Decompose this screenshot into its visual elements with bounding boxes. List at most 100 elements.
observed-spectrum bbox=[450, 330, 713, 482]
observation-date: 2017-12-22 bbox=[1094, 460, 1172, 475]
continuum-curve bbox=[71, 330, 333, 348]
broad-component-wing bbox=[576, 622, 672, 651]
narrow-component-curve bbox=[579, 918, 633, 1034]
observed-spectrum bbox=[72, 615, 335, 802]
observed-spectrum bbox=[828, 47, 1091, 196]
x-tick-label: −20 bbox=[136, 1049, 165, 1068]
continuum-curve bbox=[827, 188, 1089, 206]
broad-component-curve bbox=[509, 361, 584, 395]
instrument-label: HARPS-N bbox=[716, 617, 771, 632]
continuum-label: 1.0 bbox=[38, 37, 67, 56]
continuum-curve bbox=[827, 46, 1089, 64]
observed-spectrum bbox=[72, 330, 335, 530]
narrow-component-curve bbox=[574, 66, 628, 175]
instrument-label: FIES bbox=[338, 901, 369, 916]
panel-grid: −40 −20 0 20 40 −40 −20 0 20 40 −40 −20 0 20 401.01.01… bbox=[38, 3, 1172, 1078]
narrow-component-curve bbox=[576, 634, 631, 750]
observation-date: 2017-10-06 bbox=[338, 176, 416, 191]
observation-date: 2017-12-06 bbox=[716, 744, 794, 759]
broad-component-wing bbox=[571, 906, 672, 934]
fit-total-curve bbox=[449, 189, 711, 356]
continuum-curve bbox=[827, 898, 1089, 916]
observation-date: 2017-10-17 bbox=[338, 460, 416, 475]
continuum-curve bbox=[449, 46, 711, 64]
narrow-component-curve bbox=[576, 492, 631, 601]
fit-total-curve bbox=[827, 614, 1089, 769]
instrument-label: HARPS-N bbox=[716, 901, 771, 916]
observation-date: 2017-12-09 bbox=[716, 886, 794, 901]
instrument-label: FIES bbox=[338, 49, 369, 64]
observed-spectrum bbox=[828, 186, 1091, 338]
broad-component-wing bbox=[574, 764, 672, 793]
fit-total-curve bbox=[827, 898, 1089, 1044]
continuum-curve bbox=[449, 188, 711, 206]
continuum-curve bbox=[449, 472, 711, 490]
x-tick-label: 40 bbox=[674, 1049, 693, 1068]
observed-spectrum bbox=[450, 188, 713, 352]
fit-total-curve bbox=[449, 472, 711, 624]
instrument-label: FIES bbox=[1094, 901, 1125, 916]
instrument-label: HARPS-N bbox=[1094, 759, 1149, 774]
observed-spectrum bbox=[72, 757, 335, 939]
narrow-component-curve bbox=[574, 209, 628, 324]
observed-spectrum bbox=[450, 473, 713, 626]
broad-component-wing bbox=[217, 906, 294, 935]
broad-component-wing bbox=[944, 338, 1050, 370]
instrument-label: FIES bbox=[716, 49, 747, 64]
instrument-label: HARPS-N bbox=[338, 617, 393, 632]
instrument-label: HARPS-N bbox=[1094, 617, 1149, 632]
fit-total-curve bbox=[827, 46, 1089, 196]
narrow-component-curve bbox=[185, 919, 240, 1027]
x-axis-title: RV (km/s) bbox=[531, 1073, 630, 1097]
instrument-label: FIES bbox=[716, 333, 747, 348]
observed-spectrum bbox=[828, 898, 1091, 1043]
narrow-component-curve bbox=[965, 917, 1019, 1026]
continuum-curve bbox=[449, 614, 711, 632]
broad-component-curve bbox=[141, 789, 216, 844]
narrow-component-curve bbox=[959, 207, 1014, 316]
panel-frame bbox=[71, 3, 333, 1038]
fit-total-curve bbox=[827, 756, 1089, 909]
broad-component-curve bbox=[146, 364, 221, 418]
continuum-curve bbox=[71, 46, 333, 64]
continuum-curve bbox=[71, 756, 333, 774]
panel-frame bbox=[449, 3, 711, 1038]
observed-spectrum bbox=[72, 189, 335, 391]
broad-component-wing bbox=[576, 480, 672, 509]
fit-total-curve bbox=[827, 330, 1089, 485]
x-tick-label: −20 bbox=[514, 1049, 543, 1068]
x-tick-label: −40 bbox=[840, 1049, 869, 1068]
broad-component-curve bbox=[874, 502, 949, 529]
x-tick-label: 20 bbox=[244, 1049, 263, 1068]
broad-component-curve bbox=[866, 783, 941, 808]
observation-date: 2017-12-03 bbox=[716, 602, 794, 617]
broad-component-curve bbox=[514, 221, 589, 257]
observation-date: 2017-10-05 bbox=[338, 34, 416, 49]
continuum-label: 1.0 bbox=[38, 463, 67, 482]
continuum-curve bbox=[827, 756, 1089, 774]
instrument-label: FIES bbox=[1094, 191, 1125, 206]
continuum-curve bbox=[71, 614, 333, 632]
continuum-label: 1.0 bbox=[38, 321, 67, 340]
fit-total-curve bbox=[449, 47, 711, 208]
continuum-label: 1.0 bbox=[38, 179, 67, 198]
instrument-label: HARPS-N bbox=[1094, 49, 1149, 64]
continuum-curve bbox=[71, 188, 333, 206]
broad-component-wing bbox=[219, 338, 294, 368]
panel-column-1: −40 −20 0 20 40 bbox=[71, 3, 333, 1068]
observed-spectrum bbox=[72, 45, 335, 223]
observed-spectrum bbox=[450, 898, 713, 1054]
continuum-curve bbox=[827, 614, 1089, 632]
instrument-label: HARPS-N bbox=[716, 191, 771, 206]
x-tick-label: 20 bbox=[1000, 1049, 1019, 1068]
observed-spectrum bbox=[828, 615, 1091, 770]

------------------------------

» **Challenge**: Rewrite everything in the listing from its first line down to the line containing "continuum-curve bbox=[827, 188, 1089, 206]", changing "observed-spectrum" to "measured-spectrum" and keeping all else the same.

» **Task response**:
Decompose this screenshot into its visual elements with bounding boxes. List at most 100 elements.
measured-spectrum bbox=[450, 330, 713, 482]
observation-date: 2017-12-22 bbox=[1094, 460, 1172, 475]
continuum-curve bbox=[71, 330, 333, 348]
broad-component-wing bbox=[576, 622, 672, 651]
narrow-component-curve bbox=[579, 918, 633, 1034]
measured-spectrum bbox=[72, 615, 335, 802]
measured-spectrum bbox=[828, 47, 1091, 196]
x-tick-label: −20 bbox=[136, 1049, 165, 1068]
continuum-curve bbox=[827, 188, 1089, 206]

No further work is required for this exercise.